◆ PROBLEM DETAILS
Extract all of the lines below, keeping every character unchanged.

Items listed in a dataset
+ + +

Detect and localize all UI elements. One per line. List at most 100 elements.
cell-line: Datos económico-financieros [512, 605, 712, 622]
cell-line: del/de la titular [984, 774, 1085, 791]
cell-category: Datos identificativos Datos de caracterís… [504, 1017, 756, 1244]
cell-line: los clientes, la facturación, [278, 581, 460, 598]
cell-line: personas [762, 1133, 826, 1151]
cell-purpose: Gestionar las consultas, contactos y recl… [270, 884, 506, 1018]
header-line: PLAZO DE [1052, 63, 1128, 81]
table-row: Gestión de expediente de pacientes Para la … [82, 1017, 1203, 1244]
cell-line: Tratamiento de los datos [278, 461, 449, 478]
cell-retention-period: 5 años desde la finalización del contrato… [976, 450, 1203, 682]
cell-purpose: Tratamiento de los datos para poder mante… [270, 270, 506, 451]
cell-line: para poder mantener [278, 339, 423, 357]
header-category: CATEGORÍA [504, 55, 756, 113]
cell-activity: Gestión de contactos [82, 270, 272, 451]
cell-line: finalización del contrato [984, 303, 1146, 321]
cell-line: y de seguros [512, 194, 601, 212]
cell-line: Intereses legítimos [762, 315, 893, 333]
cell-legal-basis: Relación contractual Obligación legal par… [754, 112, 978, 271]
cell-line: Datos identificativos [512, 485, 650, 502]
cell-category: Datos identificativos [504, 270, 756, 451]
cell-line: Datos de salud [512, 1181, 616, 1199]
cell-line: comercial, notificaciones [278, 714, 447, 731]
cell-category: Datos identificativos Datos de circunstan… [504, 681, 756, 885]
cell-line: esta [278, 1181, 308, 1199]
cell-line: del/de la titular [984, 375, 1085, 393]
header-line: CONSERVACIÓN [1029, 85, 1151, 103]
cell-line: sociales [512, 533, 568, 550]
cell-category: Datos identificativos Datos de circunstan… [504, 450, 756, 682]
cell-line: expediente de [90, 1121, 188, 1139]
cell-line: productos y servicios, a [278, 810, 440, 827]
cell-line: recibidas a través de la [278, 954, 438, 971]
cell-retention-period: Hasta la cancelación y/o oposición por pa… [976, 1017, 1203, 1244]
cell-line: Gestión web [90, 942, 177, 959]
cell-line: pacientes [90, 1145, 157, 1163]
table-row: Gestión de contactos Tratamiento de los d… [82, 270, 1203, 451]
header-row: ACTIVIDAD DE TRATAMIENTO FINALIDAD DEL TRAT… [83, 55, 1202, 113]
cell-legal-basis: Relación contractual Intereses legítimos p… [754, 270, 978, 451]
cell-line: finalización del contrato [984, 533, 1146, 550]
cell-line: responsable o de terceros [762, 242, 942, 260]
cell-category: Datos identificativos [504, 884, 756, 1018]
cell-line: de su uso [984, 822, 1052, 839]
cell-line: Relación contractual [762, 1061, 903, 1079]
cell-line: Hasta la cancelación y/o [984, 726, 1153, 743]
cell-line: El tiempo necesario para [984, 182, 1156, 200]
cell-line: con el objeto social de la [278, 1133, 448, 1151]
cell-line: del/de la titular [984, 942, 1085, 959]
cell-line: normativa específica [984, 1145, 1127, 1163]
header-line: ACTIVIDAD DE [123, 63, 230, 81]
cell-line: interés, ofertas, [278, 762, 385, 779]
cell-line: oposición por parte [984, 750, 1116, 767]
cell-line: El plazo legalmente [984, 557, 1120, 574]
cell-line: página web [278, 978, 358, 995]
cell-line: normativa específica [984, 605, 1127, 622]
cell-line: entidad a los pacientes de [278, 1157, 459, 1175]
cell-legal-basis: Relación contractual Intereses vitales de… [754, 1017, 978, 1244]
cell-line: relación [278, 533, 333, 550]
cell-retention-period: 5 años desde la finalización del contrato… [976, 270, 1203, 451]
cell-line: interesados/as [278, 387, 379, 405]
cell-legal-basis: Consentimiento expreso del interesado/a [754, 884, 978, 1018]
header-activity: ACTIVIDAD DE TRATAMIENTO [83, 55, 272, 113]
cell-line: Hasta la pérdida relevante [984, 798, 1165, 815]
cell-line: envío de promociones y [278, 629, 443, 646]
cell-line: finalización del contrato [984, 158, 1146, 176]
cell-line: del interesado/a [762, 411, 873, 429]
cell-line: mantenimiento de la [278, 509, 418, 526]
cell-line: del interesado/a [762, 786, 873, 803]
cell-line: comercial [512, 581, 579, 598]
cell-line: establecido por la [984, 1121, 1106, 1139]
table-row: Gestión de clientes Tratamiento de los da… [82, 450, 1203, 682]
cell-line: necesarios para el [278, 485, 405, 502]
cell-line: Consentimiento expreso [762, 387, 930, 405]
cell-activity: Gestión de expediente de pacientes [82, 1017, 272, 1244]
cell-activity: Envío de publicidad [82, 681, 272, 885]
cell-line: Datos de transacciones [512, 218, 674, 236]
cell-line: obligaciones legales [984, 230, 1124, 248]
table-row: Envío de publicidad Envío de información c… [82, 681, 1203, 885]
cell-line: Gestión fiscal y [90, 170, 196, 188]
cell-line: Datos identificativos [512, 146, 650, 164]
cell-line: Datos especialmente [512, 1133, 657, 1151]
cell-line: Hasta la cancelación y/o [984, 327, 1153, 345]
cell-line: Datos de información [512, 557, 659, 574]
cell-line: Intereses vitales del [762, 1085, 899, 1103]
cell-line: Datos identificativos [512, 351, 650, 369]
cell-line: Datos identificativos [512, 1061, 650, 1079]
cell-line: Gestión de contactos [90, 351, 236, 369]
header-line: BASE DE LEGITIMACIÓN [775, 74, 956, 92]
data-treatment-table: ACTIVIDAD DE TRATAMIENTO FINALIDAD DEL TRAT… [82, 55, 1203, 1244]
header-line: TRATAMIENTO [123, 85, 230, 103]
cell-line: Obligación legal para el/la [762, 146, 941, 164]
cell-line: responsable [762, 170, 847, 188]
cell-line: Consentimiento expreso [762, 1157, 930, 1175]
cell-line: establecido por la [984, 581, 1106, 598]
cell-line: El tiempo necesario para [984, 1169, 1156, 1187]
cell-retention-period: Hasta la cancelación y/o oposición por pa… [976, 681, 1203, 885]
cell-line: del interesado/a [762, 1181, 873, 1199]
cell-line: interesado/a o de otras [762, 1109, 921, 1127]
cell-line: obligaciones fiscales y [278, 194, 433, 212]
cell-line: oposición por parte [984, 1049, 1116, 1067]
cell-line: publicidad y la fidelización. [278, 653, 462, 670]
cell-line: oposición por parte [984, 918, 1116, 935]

+ + +

◆ REPLY
Detect and localize all UI elements. One per line. List at most 100 elements.
cell-line: Datos económico-financieros [512, 605, 712, 622]
cell-line: del/de la titular [984, 774, 1085, 791]
cell-category: Datos identificativos Datos de caracterís… [504, 1017, 756, 1244]
cell-line: los clientes, la facturación, [278, 581, 460, 598]
cell-line: personas [762, 1133, 826, 1151]
cell-purpose: Gestionar las consultas, contactos y recl… [270, 884, 506, 1018]
header-line: PLAZO DE [1052, 63, 1128, 81]
table-row: Gestión de expediente de pacientes Para la … [82, 1017, 1203, 1244]
cell-line: Tratamiento de los datos [278, 461, 449, 478]
cell-retention-period: 5 años desde la finalización del contrato… [976, 450, 1203, 682]
cell-purpose: Tratamiento de los datos para poder mante… [270, 270, 506, 451]
cell-line: para poder mantener [278, 339, 423, 357]
header-category: CATEGORÍA [504, 55, 756, 113]
cell-activity: Gestión de contactos [82, 270, 272, 451]
cell-line: finalización del contrato [984, 303, 1146, 321]
cell-line: y de seguros [512, 194, 601, 212]
cell-line: Intereses legítimos [762, 315, 893, 333]
cell-legal-basis: Relación contractual Obligación legal par… [754, 112, 978, 271]
cell-line: Datos identificativos [512, 485, 650, 502]
cell-category: Datos identificativos [504, 270, 756, 451]
cell-line: Datos de salud [512, 1181, 616, 1199]
cell-line: comercial, notificaciones [278, 714, 447, 731]
cell-category: Datos identificativos Datos de circunstan… [504, 681, 756, 885]
cell-line: esta [278, 1181, 308, 1199]
cell-line: del/de la titular [984, 375, 1085, 393]
header-line: CONSERVACIÓN [1029, 85, 1151, 103]
cell-line: sociales [512, 533, 568, 550]
cell-category: Datos identificativos Datos de circunstan… [504, 450, 756, 682]
cell-line: expediente de [90, 1121, 188, 1139]
cell-line: productos y servicios, a [278, 810, 440, 827]
cell-line: recibidas a través de la [278, 954, 438, 971]
cell-retention-period: Hasta la cancelación y/o oposición por pa… [976, 1017, 1203, 1244]
cell-line: Gestión web [90, 942, 177, 959]
cell-line: pacientes [90, 1145, 157, 1163]
table-row: Gestión de contactos Tratamiento de los d… [82, 270, 1203, 451]
header-row: ACTIVIDAD DE TRATAMIENTO FINALIDAD DEL TRAT… [83, 55, 1202, 113]
cell-legal-basis: Relación contractual Intereses legítimos p… [754, 270, 978, 451]
cell-line: finalización del contrato [984, 533, 1146, 550]
cell-line: responsable o de terceros [762, 242, 942, 260]
cell-category: Datos identificativos [504, 884, 756, 1018]
cell-line: de su uso [984, 822, 1052, 839]
cell-line: Relación contractual [762, 1061, 903, 1079]
cell-line: Hasta la cancelación y/o [984, 726, 1153, 743]
cell-line: El tiempo necesario para [984, 182, 1156, 200]
cell-line: con el objeto social de la [278, 1133, 448, 1151]
cell-line: del/de la titular [984, 942, 1085, 959]
cell-line: normativa específica [984, 1145, 1127, 1163]
header-line: ACTIVIDAD DE [123, 63, 230, 81]
cell-line: interés, ofertas, [278, 762, 385, 779]
cell-line: oposición por parte [984, 750, 1116, 767]
cell-line: El plazo legalmente [984, 557, 1120, 574]
cell-line: página web [278, 978, 358, 995]
cell-line: normativa específica [984, 605, 1127, 622]
cell-line: entidad a los pacientes de [278, 1157, 459, 1175]
cell-legal-basis: Relación contractual Intereses vitales de… [754, 1017, 978, 1244]
cell-line: relación [278, 533, 333, 550]
cell-retention-period: 5 años desde la finalización del contrato… [976, 270, 1203, 451]
cell-line: interesados/as [278, 387, 379, 405]
cell-legal-basis: Consentimiento expreso del interesado/a [754, 884, 978, 1018]
header-activity: ACTIVIDAD DE TRATAMIENTO [83, 55, 272, 113]
cell-line: Hasta la pérdida relevante [984, 798, 1165, 815]
cell-line: envío de promociones y [278, 629, 443, 646]
cell-line: finalización del contrato [984, 158, 1146, 176]
cell-line: del interesado/a [762, 411, 873, 429]
cell-line: mantenimiento de la [278, 509, 418, 526]
cell-line: del interesado/a [762, 786, 873, 803]
cell-line: comercial [512, 581, 579, 598]
cell-line: establecido por la [984, 1121, 1106, 1139]
table-row: Gestión de clientes Tratamiento de los da… [82, 450, 1203, 682]
cell-line: necesarios para el [278, 485, 405, 502]
cell-line: Consentimiento expreso [762, 387, 930, 405]
cell-activity: Gestión de expediente de pacientes [82, 1017, 272, 1244]
cell-activity: Envío de publicidad [82, 681, 272, 885]
cell-line: Datos de transacciones [512, 218, 674, 236]
cell-line: obligaciones legales [984, 230, 1124, 248]
table-row: Envío de publicidad Envío de información c… [82, 681, 1203, 885]
cell-line: Gestión fiscal y [90, 170, 196, 188]
cell-line: Datos identificativos [512, 146, 650, 164]
cell-line: Datos especialmente [512, 1133, 657, 1151]
cell-line: Hasta la cancelación y/o [984, 327, 1153, 345]
cell-line: Datos de información [512, 557, 659, 574]
cell-line: Intereses vitales del [762, 1085, 899, 1103]
cell-line: Datos identificativos [512, 351, 650, 369]
cell-line: Datos identificativos [512, 1061, 650, 1079]
cell-line: Gestión de contactos [90, 351, 236, 369]
header-line: BASE DE LEGITIMACIÓN [775, 74, 956, 92]
data-treatment-table: ACTIVIDAD DE TRATAMIENTO FINALIDAD DEL TRAT… [82, 55, 1203, 1244]
header-line: TRATAMIENTO [123, 85, 230, 103]
cell-line: Obligación legal para el/la [762, 146, 941, 164]
cell-line: responsable [762, 170, 847, 188]
cell-line: Consentimiento expreso [762, 1157, 930, 1175]
cell-line: establecido por la [984, 581, 1106, 598]
cell-line: El tiempo necesario para [984, 1169, 1156, 1187]
cell-retention-period: Hasta la cancelación y/o oposición por pa… [976, 681, 1203, 885]
cell-line: del interesado/a [762, 1181, 873, 1199]
cell-line: interesado/a o de otras [762, 1109, 921, 1127]
cell-line: obligaciones fiscales y [278, 194, 433, 212]
cell-line: oposición por parte [984, 1049, 1116, 1067]
cell-line: publicidad y la fidelización. [278, 653, 462, 670]
cell-line: oposición por parte [984, 918, 1116, 935]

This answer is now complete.